▶ _Work required_
Read the records below and copy each line that contains "NOTIFICATIONS".

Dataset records
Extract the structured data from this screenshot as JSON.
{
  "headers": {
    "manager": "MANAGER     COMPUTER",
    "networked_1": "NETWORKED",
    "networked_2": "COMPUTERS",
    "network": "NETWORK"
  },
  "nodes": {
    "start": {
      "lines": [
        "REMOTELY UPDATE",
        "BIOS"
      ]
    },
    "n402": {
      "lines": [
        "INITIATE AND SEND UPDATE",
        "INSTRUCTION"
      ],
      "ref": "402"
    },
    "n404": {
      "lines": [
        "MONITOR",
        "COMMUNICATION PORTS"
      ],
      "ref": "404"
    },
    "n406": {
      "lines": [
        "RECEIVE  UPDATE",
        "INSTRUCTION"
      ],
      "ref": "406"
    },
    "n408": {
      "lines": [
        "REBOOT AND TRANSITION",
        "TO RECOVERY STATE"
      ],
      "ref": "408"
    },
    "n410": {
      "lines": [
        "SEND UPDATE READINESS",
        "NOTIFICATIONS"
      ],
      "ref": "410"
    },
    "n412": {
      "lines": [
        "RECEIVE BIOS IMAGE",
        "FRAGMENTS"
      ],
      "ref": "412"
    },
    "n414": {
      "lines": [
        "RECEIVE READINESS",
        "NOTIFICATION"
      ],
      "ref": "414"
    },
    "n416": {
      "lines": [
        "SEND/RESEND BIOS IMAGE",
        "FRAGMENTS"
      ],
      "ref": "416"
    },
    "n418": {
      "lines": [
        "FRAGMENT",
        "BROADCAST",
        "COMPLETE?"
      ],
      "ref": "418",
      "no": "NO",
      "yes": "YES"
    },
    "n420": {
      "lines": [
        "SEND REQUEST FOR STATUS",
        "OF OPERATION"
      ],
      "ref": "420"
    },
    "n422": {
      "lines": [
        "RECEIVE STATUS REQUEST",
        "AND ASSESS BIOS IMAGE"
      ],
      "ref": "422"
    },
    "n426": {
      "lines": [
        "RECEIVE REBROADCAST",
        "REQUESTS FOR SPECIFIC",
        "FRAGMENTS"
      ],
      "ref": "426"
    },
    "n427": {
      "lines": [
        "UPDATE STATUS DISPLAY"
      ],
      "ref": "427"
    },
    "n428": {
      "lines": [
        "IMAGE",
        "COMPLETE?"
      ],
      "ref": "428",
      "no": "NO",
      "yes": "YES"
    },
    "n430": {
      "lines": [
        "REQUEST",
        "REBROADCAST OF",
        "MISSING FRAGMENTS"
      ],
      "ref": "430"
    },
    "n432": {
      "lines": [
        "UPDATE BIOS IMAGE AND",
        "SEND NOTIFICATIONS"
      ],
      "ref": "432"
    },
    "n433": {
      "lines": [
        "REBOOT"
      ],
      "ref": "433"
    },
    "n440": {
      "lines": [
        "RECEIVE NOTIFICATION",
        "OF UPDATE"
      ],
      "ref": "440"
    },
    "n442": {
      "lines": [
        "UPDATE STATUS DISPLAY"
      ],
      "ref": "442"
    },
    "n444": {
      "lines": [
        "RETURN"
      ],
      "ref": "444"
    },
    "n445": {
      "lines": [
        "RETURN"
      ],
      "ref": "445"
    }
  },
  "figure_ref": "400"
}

▶ _Response to this exercise_
        "NOTIFICATIONS"
        "SEND NOTIFICATIONS"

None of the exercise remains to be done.